§ Provided data:
——

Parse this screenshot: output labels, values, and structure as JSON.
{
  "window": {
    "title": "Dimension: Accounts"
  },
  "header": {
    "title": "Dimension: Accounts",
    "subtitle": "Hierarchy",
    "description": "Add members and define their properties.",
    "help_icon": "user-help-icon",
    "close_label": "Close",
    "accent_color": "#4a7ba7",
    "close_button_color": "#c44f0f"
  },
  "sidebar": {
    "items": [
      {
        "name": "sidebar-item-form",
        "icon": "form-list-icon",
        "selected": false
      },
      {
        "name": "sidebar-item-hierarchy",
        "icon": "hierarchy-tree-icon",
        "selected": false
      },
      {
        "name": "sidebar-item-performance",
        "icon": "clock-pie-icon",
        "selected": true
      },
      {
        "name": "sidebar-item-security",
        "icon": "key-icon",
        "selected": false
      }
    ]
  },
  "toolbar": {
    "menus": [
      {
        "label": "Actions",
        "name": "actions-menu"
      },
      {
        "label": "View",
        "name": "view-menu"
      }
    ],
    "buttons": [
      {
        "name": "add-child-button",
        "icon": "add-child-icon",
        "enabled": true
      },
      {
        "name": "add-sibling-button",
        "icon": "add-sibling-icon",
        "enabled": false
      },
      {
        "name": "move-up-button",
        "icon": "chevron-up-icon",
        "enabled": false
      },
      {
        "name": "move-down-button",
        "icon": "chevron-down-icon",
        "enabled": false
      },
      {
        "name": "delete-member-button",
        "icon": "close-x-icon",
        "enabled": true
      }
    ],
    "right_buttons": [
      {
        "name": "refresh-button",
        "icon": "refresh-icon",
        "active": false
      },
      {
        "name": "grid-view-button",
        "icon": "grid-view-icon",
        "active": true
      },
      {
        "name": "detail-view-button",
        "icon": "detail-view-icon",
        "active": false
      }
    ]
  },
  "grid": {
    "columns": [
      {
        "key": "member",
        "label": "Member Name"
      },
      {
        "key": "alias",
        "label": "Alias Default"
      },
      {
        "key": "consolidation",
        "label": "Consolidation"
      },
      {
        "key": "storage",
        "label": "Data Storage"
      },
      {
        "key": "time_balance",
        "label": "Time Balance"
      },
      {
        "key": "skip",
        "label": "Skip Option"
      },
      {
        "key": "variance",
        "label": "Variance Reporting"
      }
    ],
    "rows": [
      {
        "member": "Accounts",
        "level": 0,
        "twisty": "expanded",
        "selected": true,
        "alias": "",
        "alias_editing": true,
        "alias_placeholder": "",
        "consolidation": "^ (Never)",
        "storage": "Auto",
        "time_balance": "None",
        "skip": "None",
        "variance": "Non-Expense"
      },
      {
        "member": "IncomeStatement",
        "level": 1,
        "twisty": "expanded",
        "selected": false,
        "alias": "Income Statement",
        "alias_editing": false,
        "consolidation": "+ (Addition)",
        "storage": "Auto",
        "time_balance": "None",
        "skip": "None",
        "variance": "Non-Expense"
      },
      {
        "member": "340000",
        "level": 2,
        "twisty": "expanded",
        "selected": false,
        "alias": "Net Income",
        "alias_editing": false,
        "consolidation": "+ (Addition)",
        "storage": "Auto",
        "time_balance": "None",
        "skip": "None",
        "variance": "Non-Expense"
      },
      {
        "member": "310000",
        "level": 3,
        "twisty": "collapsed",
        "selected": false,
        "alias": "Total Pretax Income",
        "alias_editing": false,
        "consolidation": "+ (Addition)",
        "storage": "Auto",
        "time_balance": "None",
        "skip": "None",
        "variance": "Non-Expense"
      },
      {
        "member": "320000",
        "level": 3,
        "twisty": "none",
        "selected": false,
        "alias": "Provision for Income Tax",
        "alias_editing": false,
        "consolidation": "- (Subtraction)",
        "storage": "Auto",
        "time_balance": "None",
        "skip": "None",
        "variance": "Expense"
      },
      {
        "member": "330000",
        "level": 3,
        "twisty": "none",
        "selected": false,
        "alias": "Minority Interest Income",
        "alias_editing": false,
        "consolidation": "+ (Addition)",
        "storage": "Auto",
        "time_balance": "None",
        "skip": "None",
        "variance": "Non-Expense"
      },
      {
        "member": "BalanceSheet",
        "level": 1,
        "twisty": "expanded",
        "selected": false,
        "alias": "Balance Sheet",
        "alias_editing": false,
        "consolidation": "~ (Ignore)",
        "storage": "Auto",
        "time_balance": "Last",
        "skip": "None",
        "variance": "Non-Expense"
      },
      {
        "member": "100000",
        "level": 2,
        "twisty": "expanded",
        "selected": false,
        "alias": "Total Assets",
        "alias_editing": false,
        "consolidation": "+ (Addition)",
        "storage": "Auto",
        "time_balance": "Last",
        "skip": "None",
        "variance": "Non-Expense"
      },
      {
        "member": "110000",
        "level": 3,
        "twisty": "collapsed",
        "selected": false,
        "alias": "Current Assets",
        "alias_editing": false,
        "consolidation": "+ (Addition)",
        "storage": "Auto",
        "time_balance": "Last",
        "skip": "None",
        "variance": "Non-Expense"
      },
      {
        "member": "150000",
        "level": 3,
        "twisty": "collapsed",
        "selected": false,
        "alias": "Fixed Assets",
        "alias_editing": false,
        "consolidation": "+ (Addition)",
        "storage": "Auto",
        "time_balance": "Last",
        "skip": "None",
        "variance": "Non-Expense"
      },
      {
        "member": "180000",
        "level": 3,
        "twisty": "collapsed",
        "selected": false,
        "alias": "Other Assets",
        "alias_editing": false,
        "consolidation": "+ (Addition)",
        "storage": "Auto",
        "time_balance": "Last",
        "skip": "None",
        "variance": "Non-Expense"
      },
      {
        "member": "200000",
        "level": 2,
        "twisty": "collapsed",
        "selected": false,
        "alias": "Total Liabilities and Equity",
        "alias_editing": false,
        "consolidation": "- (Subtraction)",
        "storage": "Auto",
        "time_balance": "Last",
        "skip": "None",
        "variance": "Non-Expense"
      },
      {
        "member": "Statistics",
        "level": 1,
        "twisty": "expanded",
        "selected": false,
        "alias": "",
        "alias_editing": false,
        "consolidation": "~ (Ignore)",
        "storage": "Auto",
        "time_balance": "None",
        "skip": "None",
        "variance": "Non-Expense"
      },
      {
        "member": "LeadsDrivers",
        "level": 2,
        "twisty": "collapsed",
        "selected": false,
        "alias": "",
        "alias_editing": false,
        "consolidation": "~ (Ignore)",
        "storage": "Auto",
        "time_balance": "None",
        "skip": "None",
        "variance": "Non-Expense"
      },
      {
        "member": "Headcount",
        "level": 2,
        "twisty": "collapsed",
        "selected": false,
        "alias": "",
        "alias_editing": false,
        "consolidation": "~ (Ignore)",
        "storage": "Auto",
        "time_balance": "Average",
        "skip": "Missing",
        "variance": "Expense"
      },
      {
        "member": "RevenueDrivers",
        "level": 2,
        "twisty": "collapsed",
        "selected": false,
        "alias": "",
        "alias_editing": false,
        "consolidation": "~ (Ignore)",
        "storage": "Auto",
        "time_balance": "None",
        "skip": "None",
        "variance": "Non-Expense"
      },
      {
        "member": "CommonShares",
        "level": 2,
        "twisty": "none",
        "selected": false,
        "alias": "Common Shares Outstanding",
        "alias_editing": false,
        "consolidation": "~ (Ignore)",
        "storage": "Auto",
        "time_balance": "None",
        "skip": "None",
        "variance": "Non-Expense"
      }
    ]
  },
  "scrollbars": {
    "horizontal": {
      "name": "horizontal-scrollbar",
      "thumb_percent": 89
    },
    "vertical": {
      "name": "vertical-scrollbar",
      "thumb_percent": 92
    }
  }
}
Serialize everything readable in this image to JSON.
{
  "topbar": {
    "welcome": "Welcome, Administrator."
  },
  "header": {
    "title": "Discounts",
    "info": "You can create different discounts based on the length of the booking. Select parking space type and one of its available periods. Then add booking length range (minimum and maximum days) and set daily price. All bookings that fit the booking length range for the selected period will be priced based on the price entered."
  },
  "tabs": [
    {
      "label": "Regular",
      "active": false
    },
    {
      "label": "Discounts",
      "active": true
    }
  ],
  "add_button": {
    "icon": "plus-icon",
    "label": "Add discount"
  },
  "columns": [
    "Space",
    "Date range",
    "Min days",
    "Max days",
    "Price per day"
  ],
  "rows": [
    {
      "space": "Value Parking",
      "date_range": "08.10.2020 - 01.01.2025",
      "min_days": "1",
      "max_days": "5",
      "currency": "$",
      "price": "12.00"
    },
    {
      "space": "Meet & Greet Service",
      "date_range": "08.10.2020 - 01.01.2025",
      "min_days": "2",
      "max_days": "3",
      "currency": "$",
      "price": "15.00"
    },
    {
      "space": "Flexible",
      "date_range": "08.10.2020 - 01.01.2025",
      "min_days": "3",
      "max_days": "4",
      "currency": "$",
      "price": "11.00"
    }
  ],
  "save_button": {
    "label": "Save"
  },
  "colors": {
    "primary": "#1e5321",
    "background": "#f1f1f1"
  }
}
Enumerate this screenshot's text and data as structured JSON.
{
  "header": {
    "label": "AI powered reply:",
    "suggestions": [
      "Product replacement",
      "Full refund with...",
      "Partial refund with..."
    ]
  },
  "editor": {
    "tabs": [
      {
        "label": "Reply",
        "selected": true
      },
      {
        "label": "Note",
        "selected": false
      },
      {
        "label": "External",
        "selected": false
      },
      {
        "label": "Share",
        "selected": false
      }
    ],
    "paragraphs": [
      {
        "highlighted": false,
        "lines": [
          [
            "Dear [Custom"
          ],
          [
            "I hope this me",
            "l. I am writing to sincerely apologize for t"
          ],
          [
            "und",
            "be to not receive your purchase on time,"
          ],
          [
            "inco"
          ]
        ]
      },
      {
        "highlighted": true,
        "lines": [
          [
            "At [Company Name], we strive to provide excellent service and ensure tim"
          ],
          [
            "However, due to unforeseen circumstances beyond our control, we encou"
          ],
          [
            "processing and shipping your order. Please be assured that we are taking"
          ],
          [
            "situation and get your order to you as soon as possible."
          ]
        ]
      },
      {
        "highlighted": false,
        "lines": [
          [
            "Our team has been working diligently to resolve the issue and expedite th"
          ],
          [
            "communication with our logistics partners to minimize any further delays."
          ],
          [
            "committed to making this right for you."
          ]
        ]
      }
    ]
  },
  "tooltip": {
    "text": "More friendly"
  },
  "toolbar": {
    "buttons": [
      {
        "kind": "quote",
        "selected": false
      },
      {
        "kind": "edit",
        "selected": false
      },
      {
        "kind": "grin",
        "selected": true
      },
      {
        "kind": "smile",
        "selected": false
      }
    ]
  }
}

——

§ Goal: Pull every line containing the word "horizontal" out of the entries above.

§ Solution for this problem:
    "horizontal": {
      "name": "horizontal-scrollbar",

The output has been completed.